[Records from a collection of figures]
* * * * * * * * *
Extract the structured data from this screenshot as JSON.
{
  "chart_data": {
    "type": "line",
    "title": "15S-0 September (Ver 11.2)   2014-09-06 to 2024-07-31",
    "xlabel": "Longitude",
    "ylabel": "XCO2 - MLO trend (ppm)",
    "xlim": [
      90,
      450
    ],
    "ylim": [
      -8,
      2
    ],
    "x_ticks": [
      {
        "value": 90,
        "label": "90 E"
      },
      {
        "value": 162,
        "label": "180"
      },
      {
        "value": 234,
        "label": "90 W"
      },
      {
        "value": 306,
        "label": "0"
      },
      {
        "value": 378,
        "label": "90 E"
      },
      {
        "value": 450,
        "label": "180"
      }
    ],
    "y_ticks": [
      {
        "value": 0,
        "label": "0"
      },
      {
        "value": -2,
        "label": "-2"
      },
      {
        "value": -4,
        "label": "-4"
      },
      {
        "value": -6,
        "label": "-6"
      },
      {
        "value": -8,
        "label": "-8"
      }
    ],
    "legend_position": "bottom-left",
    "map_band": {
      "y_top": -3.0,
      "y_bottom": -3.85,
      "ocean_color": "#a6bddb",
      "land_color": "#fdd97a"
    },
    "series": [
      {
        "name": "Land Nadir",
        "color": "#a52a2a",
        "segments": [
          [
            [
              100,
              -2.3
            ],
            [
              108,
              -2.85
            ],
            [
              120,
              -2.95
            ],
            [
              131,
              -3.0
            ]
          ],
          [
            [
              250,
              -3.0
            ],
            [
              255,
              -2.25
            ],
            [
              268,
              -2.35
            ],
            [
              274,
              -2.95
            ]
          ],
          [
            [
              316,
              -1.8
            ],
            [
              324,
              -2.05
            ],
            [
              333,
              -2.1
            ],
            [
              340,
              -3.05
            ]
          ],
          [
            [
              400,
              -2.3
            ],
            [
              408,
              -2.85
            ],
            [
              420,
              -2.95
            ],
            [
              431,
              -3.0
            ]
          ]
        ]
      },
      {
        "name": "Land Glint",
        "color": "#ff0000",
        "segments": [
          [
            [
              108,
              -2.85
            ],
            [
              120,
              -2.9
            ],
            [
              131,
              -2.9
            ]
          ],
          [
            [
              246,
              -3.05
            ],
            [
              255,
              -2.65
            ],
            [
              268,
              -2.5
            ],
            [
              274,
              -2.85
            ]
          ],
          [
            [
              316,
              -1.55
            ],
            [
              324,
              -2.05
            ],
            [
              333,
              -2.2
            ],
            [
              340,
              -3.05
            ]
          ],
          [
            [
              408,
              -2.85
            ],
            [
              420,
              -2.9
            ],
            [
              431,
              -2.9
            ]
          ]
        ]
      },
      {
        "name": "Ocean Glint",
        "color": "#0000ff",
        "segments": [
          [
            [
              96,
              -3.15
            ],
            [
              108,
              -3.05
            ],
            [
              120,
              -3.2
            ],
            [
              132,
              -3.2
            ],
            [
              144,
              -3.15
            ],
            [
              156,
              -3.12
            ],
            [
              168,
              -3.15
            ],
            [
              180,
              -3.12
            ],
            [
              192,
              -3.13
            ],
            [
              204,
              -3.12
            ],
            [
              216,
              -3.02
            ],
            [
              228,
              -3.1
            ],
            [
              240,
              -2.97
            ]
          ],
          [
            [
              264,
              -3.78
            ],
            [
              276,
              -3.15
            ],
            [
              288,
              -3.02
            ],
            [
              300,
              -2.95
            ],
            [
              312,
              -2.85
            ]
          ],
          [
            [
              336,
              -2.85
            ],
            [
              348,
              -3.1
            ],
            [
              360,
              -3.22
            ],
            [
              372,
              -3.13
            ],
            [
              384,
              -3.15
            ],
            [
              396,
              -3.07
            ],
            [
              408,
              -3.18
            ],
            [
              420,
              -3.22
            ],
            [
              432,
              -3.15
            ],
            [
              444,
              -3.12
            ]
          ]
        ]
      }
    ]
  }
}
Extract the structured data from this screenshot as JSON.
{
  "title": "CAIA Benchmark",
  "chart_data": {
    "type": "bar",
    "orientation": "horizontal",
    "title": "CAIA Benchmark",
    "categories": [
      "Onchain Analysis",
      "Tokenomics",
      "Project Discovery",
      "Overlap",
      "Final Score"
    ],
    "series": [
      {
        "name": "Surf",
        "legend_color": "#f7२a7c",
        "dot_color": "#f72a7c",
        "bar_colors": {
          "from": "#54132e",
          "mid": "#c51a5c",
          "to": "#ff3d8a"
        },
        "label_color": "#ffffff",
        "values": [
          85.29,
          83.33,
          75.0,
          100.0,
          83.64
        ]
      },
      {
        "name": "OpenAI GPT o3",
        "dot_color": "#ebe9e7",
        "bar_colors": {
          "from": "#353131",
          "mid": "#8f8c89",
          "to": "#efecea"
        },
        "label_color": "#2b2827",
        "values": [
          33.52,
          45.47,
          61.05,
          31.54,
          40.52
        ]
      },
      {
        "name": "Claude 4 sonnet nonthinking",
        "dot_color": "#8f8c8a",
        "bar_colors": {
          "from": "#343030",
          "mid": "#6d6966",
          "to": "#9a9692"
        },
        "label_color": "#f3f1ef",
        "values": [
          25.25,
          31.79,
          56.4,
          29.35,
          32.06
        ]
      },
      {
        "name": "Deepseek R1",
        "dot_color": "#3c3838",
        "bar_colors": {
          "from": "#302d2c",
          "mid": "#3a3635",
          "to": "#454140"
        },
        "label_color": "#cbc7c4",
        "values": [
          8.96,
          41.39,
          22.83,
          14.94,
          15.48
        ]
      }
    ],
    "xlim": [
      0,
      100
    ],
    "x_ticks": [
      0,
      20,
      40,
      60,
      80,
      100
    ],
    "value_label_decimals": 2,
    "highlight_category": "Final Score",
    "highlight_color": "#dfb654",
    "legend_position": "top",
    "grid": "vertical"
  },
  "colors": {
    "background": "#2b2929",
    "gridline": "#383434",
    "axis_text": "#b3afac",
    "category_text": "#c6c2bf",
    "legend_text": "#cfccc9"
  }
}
* * * * * * * * *
*Directive:* Recite the full listing above exactly.

*Answer below:*
Extract the structured data from this screenshot as JSON.
{
  "chart_data": {
    "type": "line",
    "title": "15S-0 September (Ver 11.2)   2014-09-06 to 2024-07-31",
    "xlabel": "Longitude",
    "ylabel": "XCO2 - MLO trend (ppm)",
    "xlim": [
      90,
      450
    ],
    "ylim": [
      -8,
      2
    ],
    "x_ticks": [
      {
        "value": 90,
        "label": "90 E"
      },
      {
        "value": 162,
        "label": "180"
      },
      {
        "value": 234,
        "label": "90 W"
      },
      {
        "value": 306,
        "label": "0"
      },
      {
        "value": 378,
        "label": "90 E"
      },
      {
        "value": 450,
        "label": "180"
      }
    ],
    "y_ticks": [
      {
        "value": 0,
        "label": "0"
      },
      {
        "value": -2,
        "label": "-2"
      },
      {
        "value": -4,
        "label": "-4"
      },
      {
        "value": -6,
        "label": "-6"
      },
      {
        "value": -8,
        "label": "-8"
      }
    ],
    "legend_position": "bottom-left",
    "map_band": {
      "y_top": -3.0,
      "y_bottom": -3.85,
      "ocean_color": "#a6bddb",
      "land_color": "#fdd97a"
    },
    "series": [
      {
        "name": "Land Nadir",
        "color": "#a52a2a",
        "segments": [
          [
            [
              100,
              -2.3
            ],
            [
              108,
              -2.85
            ],
            [
              120,
              -2.95
            ],
            [
              131,
              -3.0
            ]
          ],
          [
            [
              250,
              -3.0
            ],
            [
              255,
              -2.25
            ],
            [
              268,
              -2.35
            ],
            [
              274,
              -2.95
            ]
          ],
          [
            [
              316,
              -1.8
            ],
            [
              324,
              -2.05
            ],
            [
              333,
              -2.1
            ],
            [
              340,
              -3.05
            ]
          ],
          [
            [
              400,
              -2.3
            ],
            [
              408,
              -2.85
            ],
            [
              420,
              -2.95
            ],
            [
              431,
              -3.0
            ]
          ]
        ]
      },
      {
        "name": "Land Glint",
        "color": "#ff0000",
        "segments": [
          [
            [
              108,
              -2.85
            ],
            [
              120,
              -2.9
            ],
            [
              131,
              -2.9
            ]
          ],
          [
            [
              246,
              -3.05
            ],
            [
              255,
              -2.65
            ],
            [
              268,
              -2.5
            ],
            [
              274,
              -2.85
            ]
          ],
          [
            [
              316,
              -1.55
            ],
            [
              324,
              -2.05
            ],
            [
              333,
              -2.2
            ],
            [
              340,
              -3.05
            ]
          ],
          [
            [
              408,
              -2.85
            ],
            [
              420,
              -2.9
            ],
            [
              431,
              -2.9
            ]
          ]
        ]
      },
      {
        "name": "Ocean Glint",
        "color": "#0000ff",
        "segments": [
          [
            [
              96,
              -3.15
            ],
            [
              108,
              -3.05
            ],
            [
              120,
              -3.2
            ],
            [
              132,
              -3.2
            ],
            [
              144,
              -3.15
            ],
            [
              156,
              -3.12
            ],
            [
              168,
              -3.15
            ],
            [
              180,
              -3.12
            ],
            [
              192,
              -3.13
            ],
            [
              204,
              -3.12
            ],
            [
              216,
              -3.02
            ],
            [
              228,
              -3.1
            ],
            [
              240,
              -2.97
            ]
          ],
          [
            [
              264,
              -3.78
            ],
            [
              276,
              -3.15
            ],
            [
              288,
              -3.02
            ],
            [
              300,
              -2.95
            ],
            [
              312,
              -2.85
            ]
          ],
          [
            [
              336,
              -2.85
            ],
            [
              348,
              -3.1
            ],
            [
              360,
              -3.22
            ],
            [
              372,
              -3.13
            ],
            [
              384,
              -3.15
            ],
            [
              396,
              -3.07
            ],
            [
              408,
              -3.18
            ],
            [
              420,
              -3.22
            ],
            [
              432,
              -3.15
            ],
            [
              444,
              -3.12
            ]
          ]
        ]
      }
    ]
  }
}
Extract the structured data from this screenshot as JSON.
{
  "title": "CAIA Benchmark",
  "chart_data": {
    "type": "bar",
    "orientation": "horizontal",
    "title": "CAIA Benchmark",
    "categories": [
      "Onchain Analysis",
      "Tokenomics",
      "Project Discovery",
      "Overlap",
      "Final Score"
    ],
    "series": [
      {
        "name": "Surf",
        "legend_color": "#f7२a7c",
        "dot_color": "#f72a7c",
        "bar_colors": {
          "from": "#54132e",
          "mid": "#c51a5c",
          "to": "#ff3d8a"
        },
        "label_color": "#ffffff",
        "values": [
          85.29,
          83.33,
          75.0,
          100.0,
          83.64
        ]
      },
      {
        "name": "OpenAI GPT o3",
        "dot_color": "#ebe9e7",
        "bar_colors": {
          "from": "#353131",
          "mid": "#8f8c89",
          "to": "#efecea"
        },
        "label_color": "#2b2827",
        "values": [
          33.52,
          45.47,
          61.05,
          31.54,
          40.52
        ]
      },
      {
        "name": "Claude 4 sonnet nonthinking",
        "dot_color": "#8f8c8a",
        "bar_colors": {
          "from": "#343030",
          "mid": "#6d6966",
          "to": "#9a9692"
        },
        "label_color": "#f3f1ef",
        "values": [
          25.25,
          31.79,
          56.4,
          29.35,
          32.06
        ]
      },
      {
        "name": "Deepseek R1",
        "dot_color": "#3c3838",
        "bar_colors": {
          "from": "#302d2c",
          "mid": "#3a3635",
          "to": "#454140"
        },
        "label_color": "#cbc7c4",
        "values": [
          8.96,
          41.39,
          22.83,
          14.94,
          15.48
        ]
      }
    ],
    "xlim": [
      0,
      100
    ],
    "x_ticks": [
      0,
      20,
      40,
      60,
      80,
      100
    ],
    "value_label_decimals": 2,
    "highlight_category": "Final Score",
    "highlight_color": "#dfb654",
    "legend_position": "top",
    "grid": "vertical"
  },
  "colors": {
    "background": "#2b2929",
    "gridline": "#383434",
    "axis_text": "#b3afac",
    "category_text": "#c6c2bf",
    "legend_text": "#cfccc9"
  }
}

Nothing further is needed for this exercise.